>> BEGIN EXCERPT TO READ
A React Native module to read electronic passports and ID cards over NFC, following the ICAO Doc 9303 standard for Machine Readable Travel Documents (MRTDs).
Given the MRZ (Machine Readable Zone) information of a document — document number, date of birth and expiration date — or the Card Access Number (CAN) printed on the card, the library authenticates against the chip (PACE or BAC), reads the relevant data groups, and returns personal data and (optionally) the portrait image stored inside the document.
This module is used in production by Hologram Messaging as part of its real-world identity verification flows.
- 📖 Reads ICAO 9303 compliant electronic passports and national eID cards (TD1, TD2, TD3)
- 🔐 PACE (Password Authenticated Connection Establishment) with automatic fallback to BAC (Basic Access Control)
>> END EXCERPT TO READ
Duplicate the passage from the NFC passport module description, from "Given the MRZ" up to and including "identity verification flows.".
>> BEGIN LISTING
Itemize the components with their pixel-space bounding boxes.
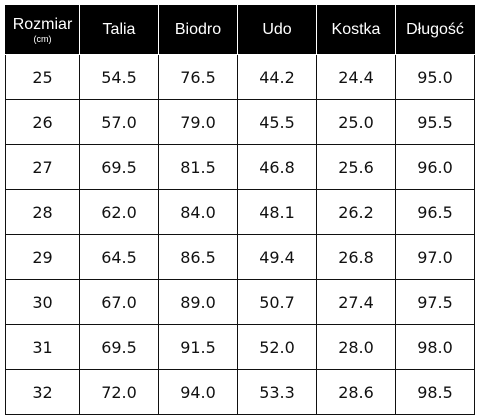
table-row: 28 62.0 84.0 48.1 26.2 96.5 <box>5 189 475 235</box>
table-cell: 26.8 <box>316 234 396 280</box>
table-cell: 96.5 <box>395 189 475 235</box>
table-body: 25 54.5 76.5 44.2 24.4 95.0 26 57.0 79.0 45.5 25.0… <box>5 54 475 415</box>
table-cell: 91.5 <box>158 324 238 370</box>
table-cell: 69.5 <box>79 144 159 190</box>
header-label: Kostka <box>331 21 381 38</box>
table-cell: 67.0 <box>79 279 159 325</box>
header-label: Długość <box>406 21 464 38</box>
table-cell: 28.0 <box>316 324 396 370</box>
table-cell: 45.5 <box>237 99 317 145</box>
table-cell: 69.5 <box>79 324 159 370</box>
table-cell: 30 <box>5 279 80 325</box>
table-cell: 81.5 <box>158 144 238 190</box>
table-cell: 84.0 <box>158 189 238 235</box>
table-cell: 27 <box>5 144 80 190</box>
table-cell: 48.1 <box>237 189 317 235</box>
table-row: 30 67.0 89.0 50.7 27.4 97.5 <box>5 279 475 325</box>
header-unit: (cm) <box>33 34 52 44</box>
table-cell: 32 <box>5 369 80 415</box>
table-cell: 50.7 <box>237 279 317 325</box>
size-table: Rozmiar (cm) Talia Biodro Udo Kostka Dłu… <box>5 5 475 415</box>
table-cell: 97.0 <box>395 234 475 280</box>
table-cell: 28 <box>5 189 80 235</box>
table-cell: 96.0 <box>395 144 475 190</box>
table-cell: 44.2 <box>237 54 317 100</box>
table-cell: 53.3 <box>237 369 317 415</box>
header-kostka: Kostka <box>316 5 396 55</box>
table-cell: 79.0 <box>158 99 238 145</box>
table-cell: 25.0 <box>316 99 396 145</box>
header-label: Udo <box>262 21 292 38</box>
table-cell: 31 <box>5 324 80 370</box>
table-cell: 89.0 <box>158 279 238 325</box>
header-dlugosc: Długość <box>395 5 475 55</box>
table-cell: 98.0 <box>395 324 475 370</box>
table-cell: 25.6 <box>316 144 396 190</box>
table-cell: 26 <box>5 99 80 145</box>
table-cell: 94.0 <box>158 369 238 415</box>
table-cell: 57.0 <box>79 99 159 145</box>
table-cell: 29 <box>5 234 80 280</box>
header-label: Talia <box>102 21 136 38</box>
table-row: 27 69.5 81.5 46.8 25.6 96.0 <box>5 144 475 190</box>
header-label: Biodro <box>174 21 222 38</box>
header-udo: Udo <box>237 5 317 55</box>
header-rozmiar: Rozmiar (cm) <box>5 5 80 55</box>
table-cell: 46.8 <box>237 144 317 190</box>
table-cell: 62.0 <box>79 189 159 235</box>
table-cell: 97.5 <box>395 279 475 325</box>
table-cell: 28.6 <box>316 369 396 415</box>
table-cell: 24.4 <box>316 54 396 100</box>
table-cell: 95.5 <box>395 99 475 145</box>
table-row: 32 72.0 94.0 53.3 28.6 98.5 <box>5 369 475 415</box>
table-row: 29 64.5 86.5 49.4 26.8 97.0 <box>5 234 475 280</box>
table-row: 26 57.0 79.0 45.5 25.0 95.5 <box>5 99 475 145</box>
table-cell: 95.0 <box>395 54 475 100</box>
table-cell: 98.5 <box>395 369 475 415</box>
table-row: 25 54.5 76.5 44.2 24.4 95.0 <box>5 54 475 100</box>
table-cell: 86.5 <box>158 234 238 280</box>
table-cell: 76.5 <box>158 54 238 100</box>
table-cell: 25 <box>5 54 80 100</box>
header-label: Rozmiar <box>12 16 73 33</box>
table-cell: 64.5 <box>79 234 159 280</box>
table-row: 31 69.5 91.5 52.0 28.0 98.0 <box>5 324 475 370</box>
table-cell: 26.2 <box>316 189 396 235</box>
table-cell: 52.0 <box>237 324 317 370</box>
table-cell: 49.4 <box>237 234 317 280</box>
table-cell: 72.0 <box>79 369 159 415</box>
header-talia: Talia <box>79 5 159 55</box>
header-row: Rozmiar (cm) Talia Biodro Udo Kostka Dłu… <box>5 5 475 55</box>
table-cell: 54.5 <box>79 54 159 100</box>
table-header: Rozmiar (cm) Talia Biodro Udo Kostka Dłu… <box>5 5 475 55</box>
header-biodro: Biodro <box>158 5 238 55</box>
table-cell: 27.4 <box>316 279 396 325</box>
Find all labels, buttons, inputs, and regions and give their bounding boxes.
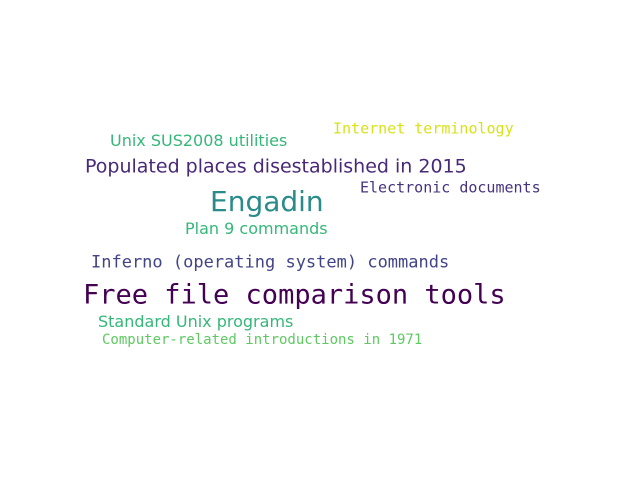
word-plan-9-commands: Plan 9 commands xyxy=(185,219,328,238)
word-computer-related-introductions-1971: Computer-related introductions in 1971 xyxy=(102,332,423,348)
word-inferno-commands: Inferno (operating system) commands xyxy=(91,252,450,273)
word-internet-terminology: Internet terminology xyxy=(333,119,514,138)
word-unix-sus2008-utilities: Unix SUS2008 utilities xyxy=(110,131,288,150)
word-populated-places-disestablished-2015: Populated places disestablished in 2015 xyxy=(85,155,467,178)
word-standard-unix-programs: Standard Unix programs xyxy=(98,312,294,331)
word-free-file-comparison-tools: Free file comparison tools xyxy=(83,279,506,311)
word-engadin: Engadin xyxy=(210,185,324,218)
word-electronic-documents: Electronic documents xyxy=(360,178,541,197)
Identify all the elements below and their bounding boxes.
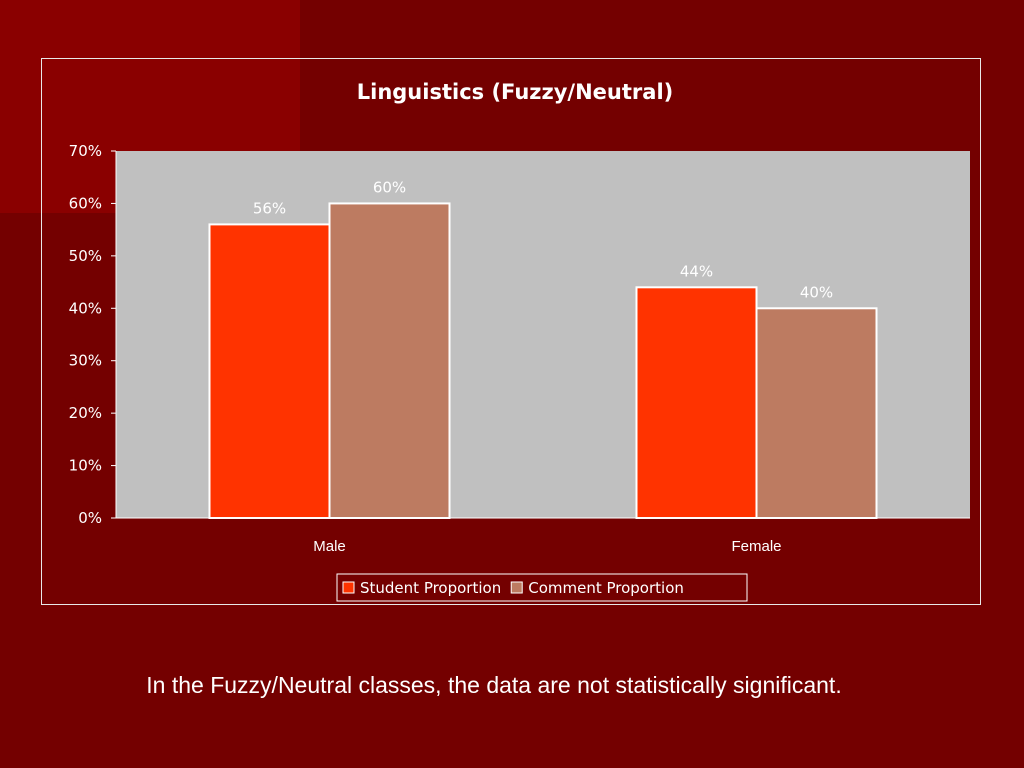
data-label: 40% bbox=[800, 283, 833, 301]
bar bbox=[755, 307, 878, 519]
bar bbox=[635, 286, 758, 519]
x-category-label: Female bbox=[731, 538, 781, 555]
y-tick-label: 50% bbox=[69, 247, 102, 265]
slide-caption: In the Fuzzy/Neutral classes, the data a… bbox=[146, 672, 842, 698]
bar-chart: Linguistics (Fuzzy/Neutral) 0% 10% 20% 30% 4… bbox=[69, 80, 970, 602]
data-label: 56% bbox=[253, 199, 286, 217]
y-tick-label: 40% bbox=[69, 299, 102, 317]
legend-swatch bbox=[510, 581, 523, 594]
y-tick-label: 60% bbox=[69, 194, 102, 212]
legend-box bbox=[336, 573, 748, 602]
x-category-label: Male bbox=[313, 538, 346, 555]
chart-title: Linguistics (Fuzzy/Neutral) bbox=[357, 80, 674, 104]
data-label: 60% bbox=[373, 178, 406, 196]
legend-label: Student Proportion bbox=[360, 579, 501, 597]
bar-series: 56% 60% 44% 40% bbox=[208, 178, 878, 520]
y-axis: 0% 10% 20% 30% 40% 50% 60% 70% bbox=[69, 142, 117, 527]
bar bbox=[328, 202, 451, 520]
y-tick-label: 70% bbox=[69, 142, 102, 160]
>> END LISTING
--- FULL RESPONSE ---
Given the MRZ (Machine Readable Zone) information of a document — document number, date of birth and expiration date — or the Card Access Number (CAN) printed on the card, the library authenticates against the chip (PACE or BAC), reads the relevant data groups, and returns personal data and (optionally) the portrait image stored inside the document.
This module is used in production by Hologram Messaging as part of its real-world identity verification flows.